Directions – Return all the entries exactly, keeping pictures out.

Data for this exercise –
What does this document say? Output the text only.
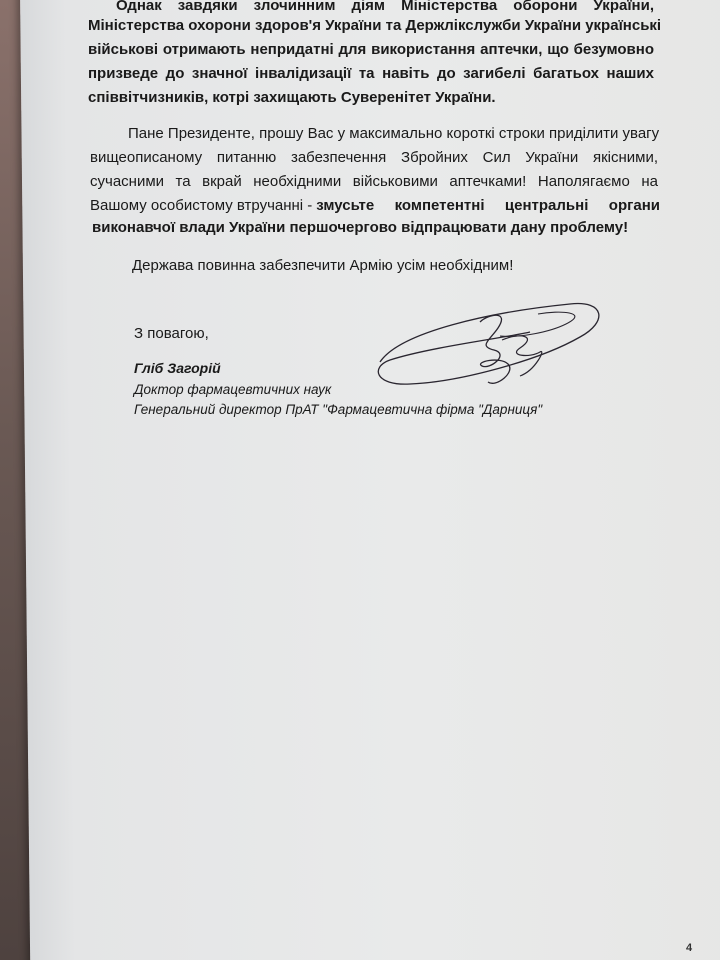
Однак завдяки злочинним діям Міністерства оборони України,
Міністерства охорони здоров'я України та Держлікслужби України українські
військові отримають непридатні для використання аптечки, що безумовно
призведе до значної інвалідизації та навіть до загибелі багатьох наших
співвітчизників, котрі захищають Суверенітет України.
Пане Президенте, прошу Вас у максимально короткі строки приділити увагу
вищеописаному питанню забезпечення Збройних Сил України якісними,
сучасними та вкрай необхідними військовими аптечками! Наполягаємо на
Вашому особистому втручанні - змусьте компетентні центральні органи
виконавчої влади України першочергово відпрацювати дану проблему!
Держава повинна забезпечити Армію усім необхідним!
З повагою,
Гліб Загорій
Доктор фармацевтичних наук
Генеральний директор ПрАТ "Фармацевтична фірма "Дарниця"
4
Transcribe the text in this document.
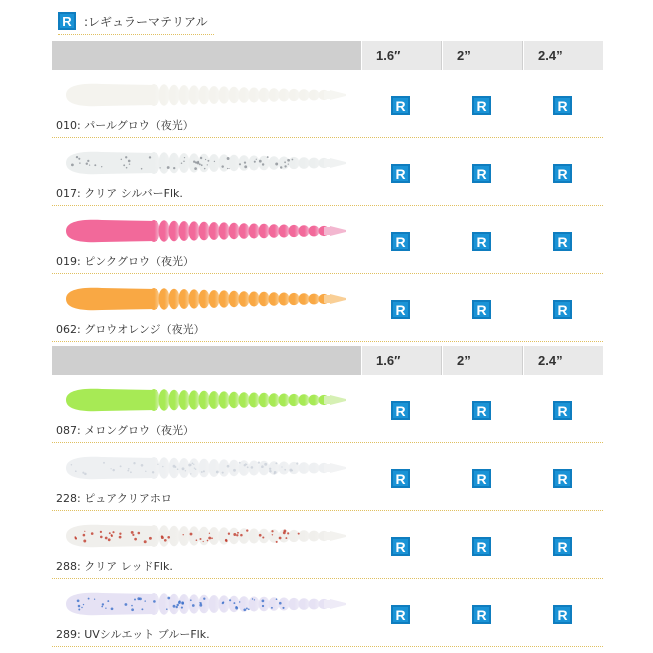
R	:レギュラーマテリアル
1.6″	2”	2.4”
010: パールグロウ（夜光）
R	R	R
017: クリア シルバーFlk.
R	R	R
019: ピンクグロウ（夜光）
R	R	R
062: グロウオレンジ（夜光）
R	R	R
1.6″	2”	2.4”
087: メロングロウ（夜光）
R	R	R
228: ピュアクリアホロ
R	R	R
288: クリア レッドFlk.
R	R	R
289: UVシルエット ブルーFlk.
R	R	R
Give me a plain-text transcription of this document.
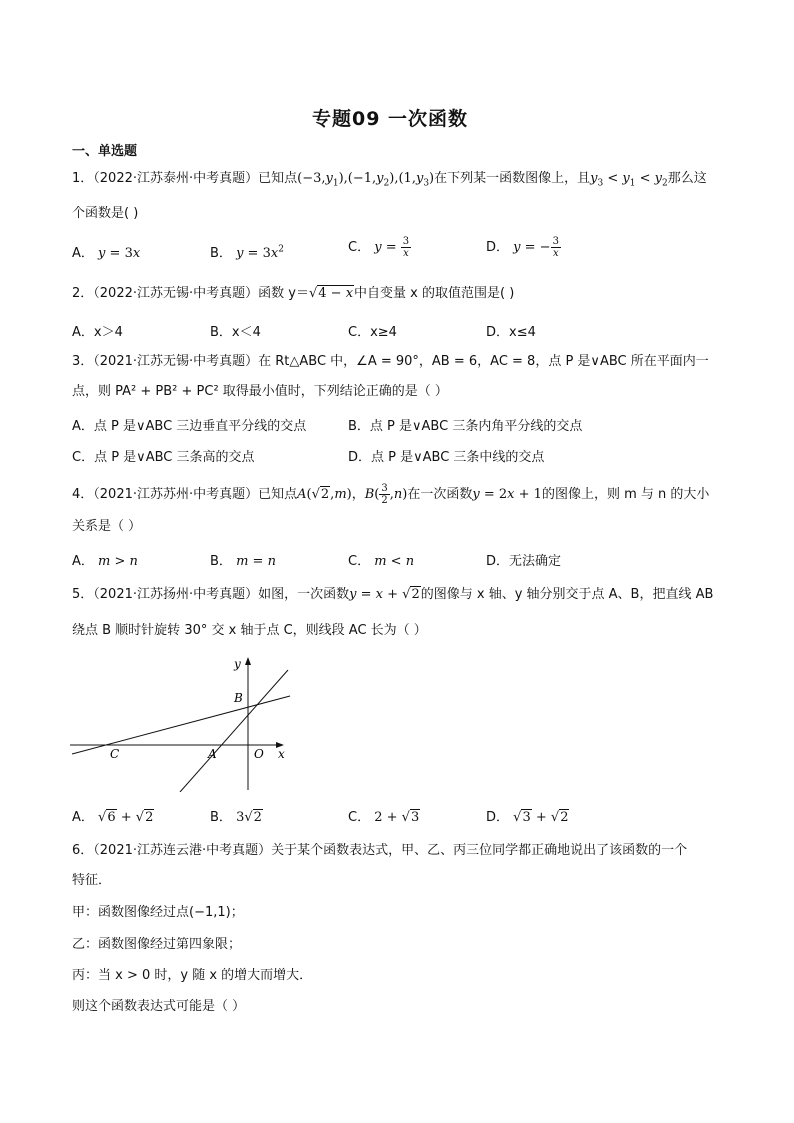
专题09 一次函数
一、单选题
1．（2022·江苏泰州·中考真题）已知点$(-3,y_1),(-1,y_2),(1,y_3)$在下列某一函数图像上，且$y_3 < y_1 < y_2$那么这
个函数是( )
A． y = 3x	B． $y = 3x^2$	C． $y = \frac{3}{x}$	D． y = − $\frac{3}{x}$
2．（2022·江苏无锡·中考真题）函数 y＝√4 − x中自变量 x 的取值范围是( )
A．x＞4	B．x＜4	C．x≥4	D．x≤4
3．（2021·江苏无锡·中考真题）在 Rt△ABC 中，∠A = 90°，AB = 6，AC = 8，点 P 是∨ABC 所在平面内一
点，则 PA² + PB² + PC² 取得最小值时，下列结论正确的是（ ）
A．点 P 是∨ABC 三边垂直平分线的交点	B．点 P 是∨ABC 三条内角平分线的交点
C．点 P 是∨ABC 三条高的交点	D．点 P 是∨ABC 三条中线的交点
4．（2021·江苏苏州·中考真题）已知点A(√2,m)，$B( \frac{3}{2} ,n)$在一次函数y = 2x + 1的图像上，则 m 与 n 的大小
关系是（ ）
A． m > n	B． m = n	C． m < n	D．无法确定
5．（2021·江苏扬州·中考真题）如图，一次函数y = x + √2的图像与 x 轴、y 轴分别交于点 A、B，把直线 AB
绕点 B 顺时针旋转 30° 交 x 轴于点 C，则线段 AC 长为（ ）
y
B
C	A	O x
A． √6 + √2	B． 3√2	C． 2 + √3	D． √3 + √2
6．（2021·江苏连云港·中考真题）关于某个函数表达式，甲、乙、丙三位同学都正确地说出了该函数的一个
特征．
甲：函数图像经过点(−1,1)；
乙：函数图像经过第四象限；
丙：当 x > 0 时，y 随 x 的增大而增大．
则这个函数表达式可能是（ ）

Answer to the problem –
What does this document say? Output the text only.
Однак завдяки злочинним діям Міністерства оборони України,
Міністерства охорони здоров'я України та Держлікслужби України українські
військові отримають непридатні для використання аптечки, що безумовно
призведе до значної інвалідизації та навіть до загибелі багатьох наших
співвітчизників, котрі захищають Суверенітет України.
Пане Президенте, прошу Вас у максимально короткі строки приділити увагу
вищеописаному питанню забезпечення Збройних Сил України якісними,
сучасними та вкрай необхідними військовими аптечками! Наполягаємо на
Вашому особистому втручанні - змусьте компетентні центральні органи
виконавчої влади України першочергово відпрацювати дану проблему!
Держава повинна забезпечити Армію усім необхідним!
З повагою,
Гліб Загорій
Доктор фармацевтичних наук
Генеральний директор ПрАТ "Фармацевтична фірма "Дарниця"
4
Transcribe the text in this document.
R	:レギュラーマテリアル
1.6″	2”	2.4”
010: パールグロウ（夜光）
R	R	R
017: クリア シルバーFlk.
R	R	R
019: ピンクグロウ（夜光）
R	R	R
062: グロウオレンジ（夜光）
R	R	R
1.6″	2”	2.4”
087: メロングロウ（夜光）
R	R	R
228: ピュアクリアホロ
R	R	R
288: クリア レッドFlk.
R	R	R
289: UVシルエット ブルーFlk.
R	R	R
Give me a plain-text transcription of this document.
专题09 一次函数
一、单选题
1．（2022·江苏泰州·中考真题）已知点$(-3,y_1),(-1,y_2),(1,y_3)$在下列某一函数图像上，且$y_3 < y_1 < y_2$那么这
个函数是( )
A． y = 3x	B． $y = 3x^2$	C． $y = \frac{3}{x}$	D． y = − $\frac{3}{x}$
2．（2022·江苏无锡·中考真题）函数 y＝√4 − x中自变量 x 的取值范围是( )
A．x＞4	B．x＜4	C．x≥4	D．x≤4
3．（2021·江苏无锡·中考真题）在 Rt△ABC 中，∠A = 90°，AB = 6，AC = 8，点 P 是∨ABC 所在平面内一
点，则 PA² + PB² + PC² 取得最小值时，下列结论正确的是（ ）
A．点 P 是∨ABC 三边垂直平分线的交点	B．点 P 是∨ABC 三条内角平分线的交点
C．点 P 是∨ABC 三条高的交点	D．点 P 是∨ABC 三条中线的交点
4．（2021·江苏苏州·中考真题）已知点A(√2,m)，$B( \frac{3}{2} ,n)$在一次函数y = 2x + 1的图像上，则 m 与 n 的大小
关系是（ ）
A． m > n	B． m = n	C． m < n	D．无法确定
5．（2021·江苏扬州·中考真题）如图，一次函数y = x + √2的图像与 x 轴、y 轴分别交于点 A、B，把直线 AB
绕点 B 顺时针旋转 30° 交 x 轴于点 C，则线段 AC 长为（ ）
y
B
C	A	O x
A． √6 + √2	B． 3√2	C． 2 + √3	D． √3 + √2
6．（2021·江苏连云港·中考真题）关于某个函数表达式，甲、乙、丙三位同学都正确地说出了该函数的一个
特征．
甲：函数图像经过点(−1,1)；
乙：函数图像经过第四象限；
丙：当 x > 0 时，y 随 x 的增大而增大．
则这个函数表达式可能是（ ）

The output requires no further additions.